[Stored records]

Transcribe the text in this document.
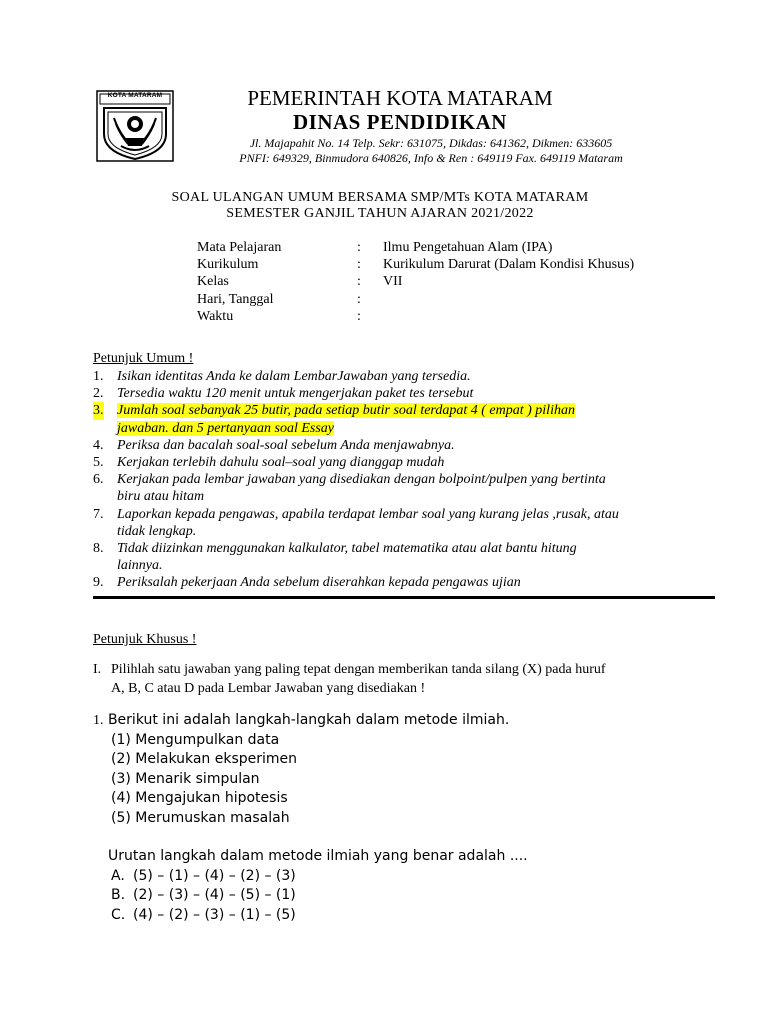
KOTA MATARAM	PEMERINTAH KOTA MATARAM
DINAS PENDIDIKAN
Jl. Majapahit No. 14 Telp. Sekr: 631075, Dikdas: 641362, Dikmen: 633605
PNFI: 649329, Binmudora 640826, Info & Ren : 649119 Fax. 649119 Mataram
SOAL ULANGAN UMUM BERSAMA SMP/MTs KOTA MATARAM
SEMESTER GANJIL TAHUN AJARAN 2021/2022
Mata Pelajaran	: Ilmu Pengetahuan Alam (IPA)
Kurikulum	: Kurikulum Darurat (Dalam Kondisi Khusus)
Kelas	: VII
Hari, Tanggal	:
Waktu	:
Petunjuk Umum !
1. Isikan identitas Anda ke dalam LembarJawaban yang tersedia.
2. Tersedia waktu 120 menit untuk mengerjakan paket tes tersebut
3. Jumlah soal sebanyak 25 butir, pada setiap butir soal terdapat 4 ( empat ) pilihan
jawaban. dan 5 pertanyaan soal Essay
4. Periksa dan bacalah soal-soal sebelum Anda menjawabnya.
5. Kerjakan terlebih dahulu soal–soal yang dianggap mudah
6. Kerjakan pada lembar jawaban yang disediakan dengan bolpoint/pulpen yang bertinta
biru atau hitam
7. Laporkan kepada pengawas, apabila terdapat lembar soal yang kurang jelas ,rusak, atau
tidak lengkap.
8. Tidak diizinkan menggunakan kalkulator, tabel matematika atau alat bantu hitung
lainnya.
9. Periksalah pekerjaan Anda sebelum diserahkan kepada pengawas ujian
Petunjuk Khusus !
I. Pilihlah satu jawaban yang paling tepat dengan memberikan tanda silang (X) pada huruf
A, B, C atau D pada Lembar Jawaban yang disediakan !
1. Berikut ini adalah langkah-langkah dalam metode ilmiah.
(1) Mengumpulkan data
(2) Melakukan eksperimen
(3) Menarik simpulan
(4) Mengajukan hipotesis
(5) Merumuskan masalah
Urutan langkah dalam metode ilmiah yang benar adalah ....
A. (5) – (1) – (4) – (2) – (3)
B. (2) – (3) – (4) – (5) – (1)
C. (4) – (2) – (3) – (1) – (5)
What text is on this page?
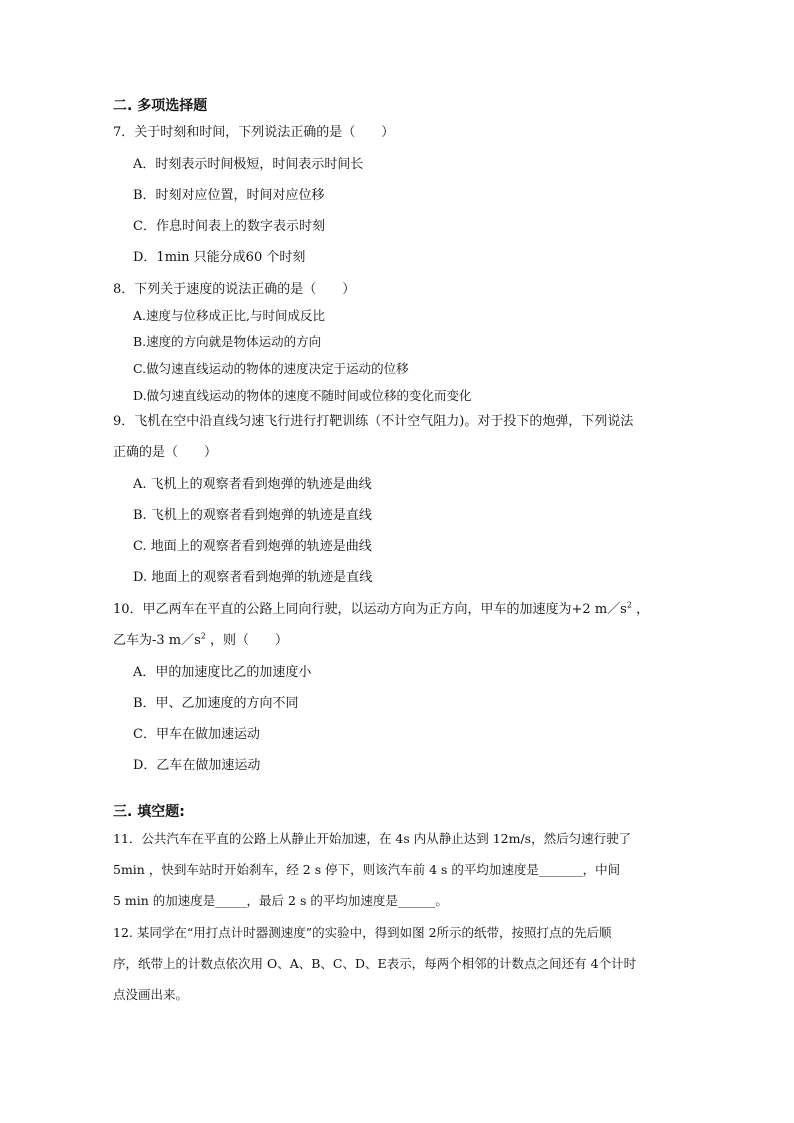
二. 多项选择题
7．关于时刻和时间，下列说法正确的是（　　）
A．时刻表示时间极短，时间表示时间长
B．时刻对应位置，时间对应位移
C．作息时间表上的数字表示时刻
D．1min 只能分成60 个时刻
8．下列关于速度的说法正确的是（　　）
A.速度与位移成正比,与时间成反比
B.速度的方向就是物体运动的方向
C.做匀速直线运动的物体的速度决定于运动的位移
D.做匀速直线运动的物体的速度不随时间或位移的变化而变化
9．飞机在空中沿直线匀速飞行进行打靶训练（不计空气阻力)。对于投下的炮弹，下列说法
正确的是（　　）
A. 飞机上的观察者看到炮弹的轨迹是曲线
B. 飞机上的观察者看到炮弹的轨迹是直线
C. 地面上的观察者看到炮弹的轨迹是曲线
D. 地面上的观察者看到炮弹的轨迹是直线
10．甲乙两车在平直的公路上同向行驶，以运动方向为正方向，甲车的加速度为+2 $m/s^2$ ，
乙车为-3 $m/s^2$ ，则（　　）
A．甲的加速度比乙的加速度小
B．甲、乙加速度的方向不同
C．甲车在做加速运动
D．乙车在做加速运动
三. 填空题:
11．公共汽车在平直的公路上从静止开始加速，在 4s 内从静止达到 12m/s，然后匀速行驶了
5min ，快到车站时开始刹车，经 2 s 停下，则该汽车前 4 s 的平均加速度是_______，中间
5 min 的加速度是_____，最后 2 s 的平均加速度是______。
12. 某同学在“用打点计时器测速度”的实验中，得到如图 2所示的纸带，按照打点的先后顺
序，纸带上的计数点依次用 O、A、B、C、D、E表示，每两个相邻的计数点之间还有 4个计时
点没画出来。
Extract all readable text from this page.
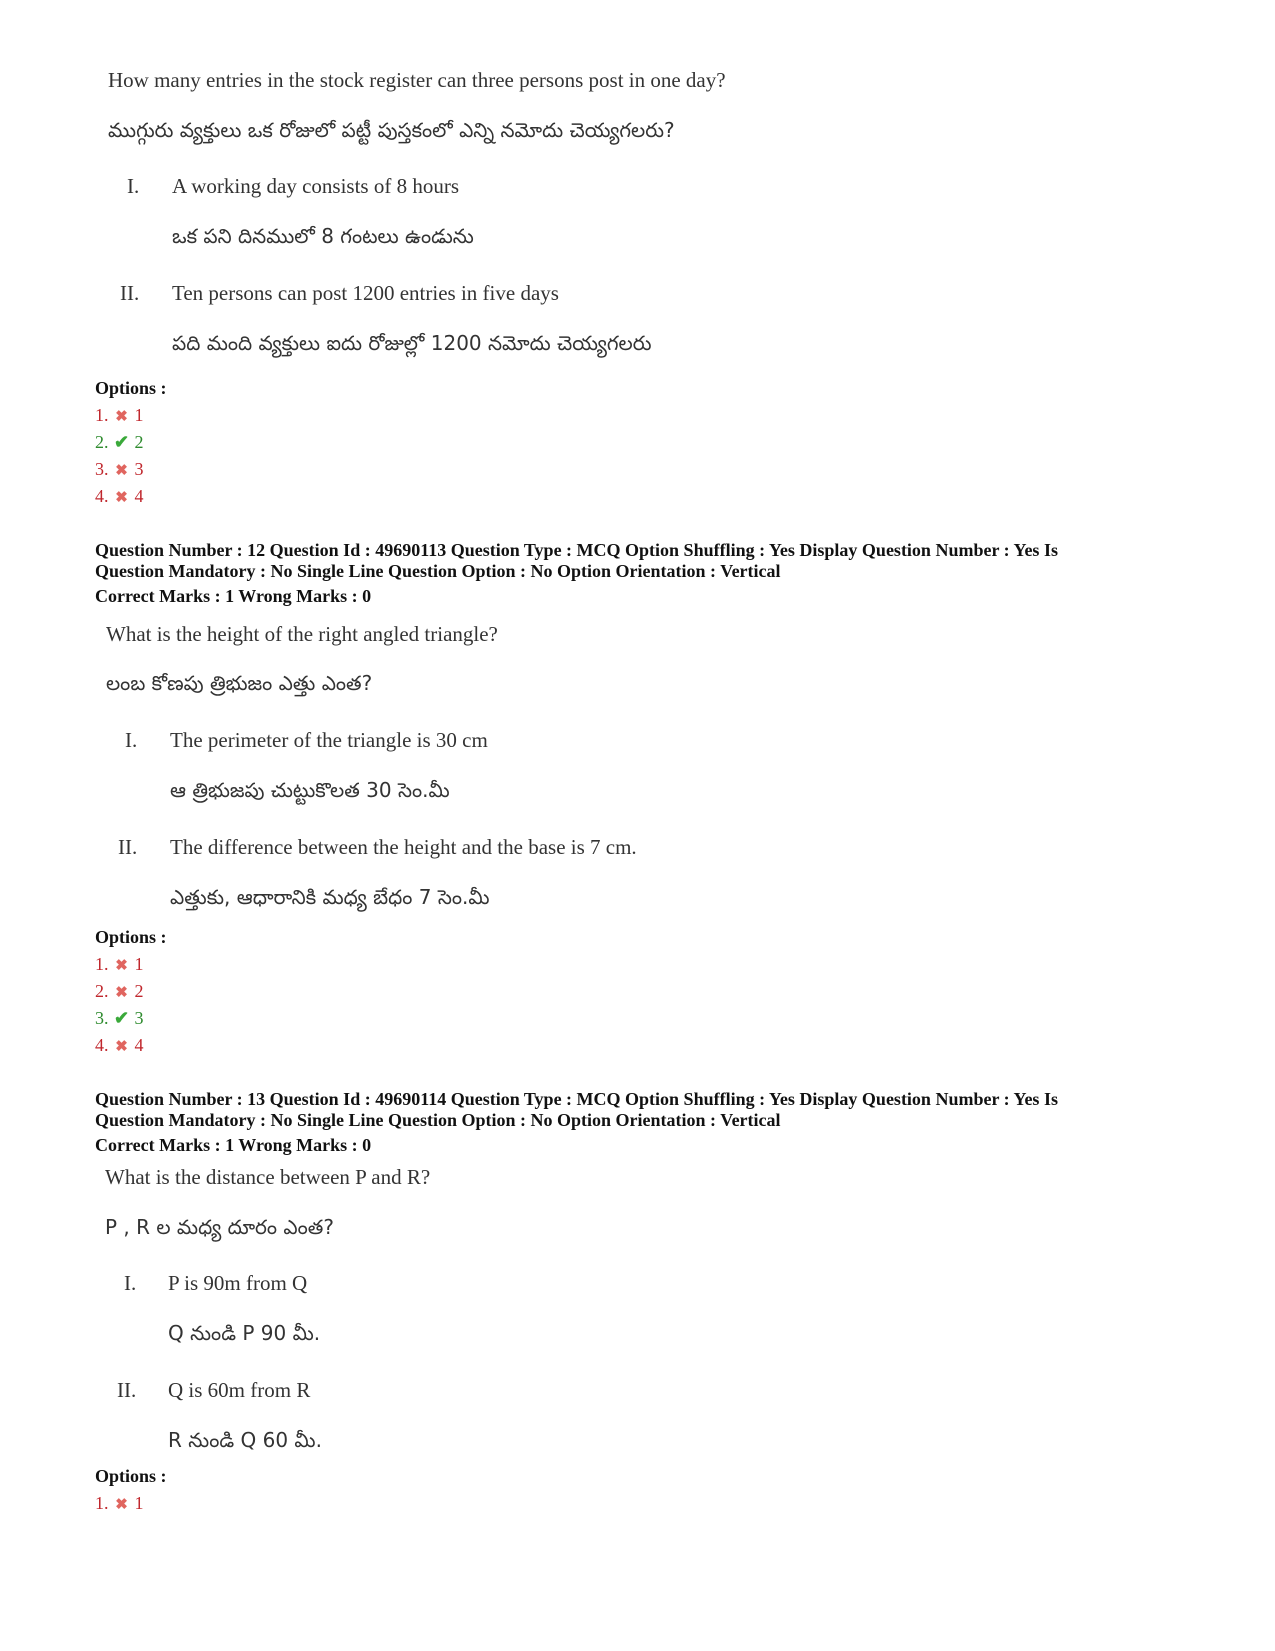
How many entries in the stock register can three persons post in one day?
ముగ్గురు వ్యక్తులు ఒక రోజులో పట్టీ పుస్తకంలో ఎన్ని నమోదు చెయ్యగలరు?
I. A working day consists of 8 hours
ఒక పని దినములో 8 గంటలు ఉండును
II. Ten persons can post 1200 entries in five days
పది మంది వ్యక్తులు ఐదు రోజుల్లో 1200 నమోదు చెయ్యగలరు
Options :
1. ✖ 1
2. ✔ 2
3. ✖ 3
4. ✖ 4
Question Number : 12 Question Id : 49690113 Question Type : MCQ Option Shuffling : Yes Display Question Number : Yes Is
Question Mandatory : No Single Line Question Option : No Option Orientation : Vertical
Correct Marks : 1 Wrong Marks : 0
What is the height of the right angled triangle?
లంబ కోణపు త్రిభుజం ఎత్తు ఎంత?
I. The perimeter of the triangle is 30 cm
ఆ త్రిభుజపు చుట్టుకొలత 30 సెం.మీ
II. The difference between the height and the base is 7 cm.
ఎత్తుకు, ఆధారానికి మధ్య బేధం 7 సెం.మీ
Options :
1. ✖ 1
2. ✖ 2
3. ✔ 3
4. ✖ 4
Question Number : 13 Question Id : 49690114 Question Type : MCQ Option Shuffling : Yes Display Question Number : Yes Is
Question Mandatory : No Single Line Question Option : No Option Orientation : Vertical
Correct Marks : 1 Wrong Marks : 0
What is the distance between P and R?
P , R ల మధ్య దూరం ఎంత?
I. P is 90m from Q
Q నుండి P 90 మీ.
II. Q is 60m from R
R నుండి Q 60 మీ.
Options :
1. ✖ 1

[Required task] From the listing above, copy all lines holding the word "atau".

[Correct output]
biru atau hitam
7. Laporkan kepada pengawas, apabila terdapat lembar soal yang kurang jelas ,rusak, atau
8. Tidak diizinkan menggunakan kalkulator, tabel matematika atau alat bantu hitung
A, B, C atau D pada Lembar Jawaban yang disediakan !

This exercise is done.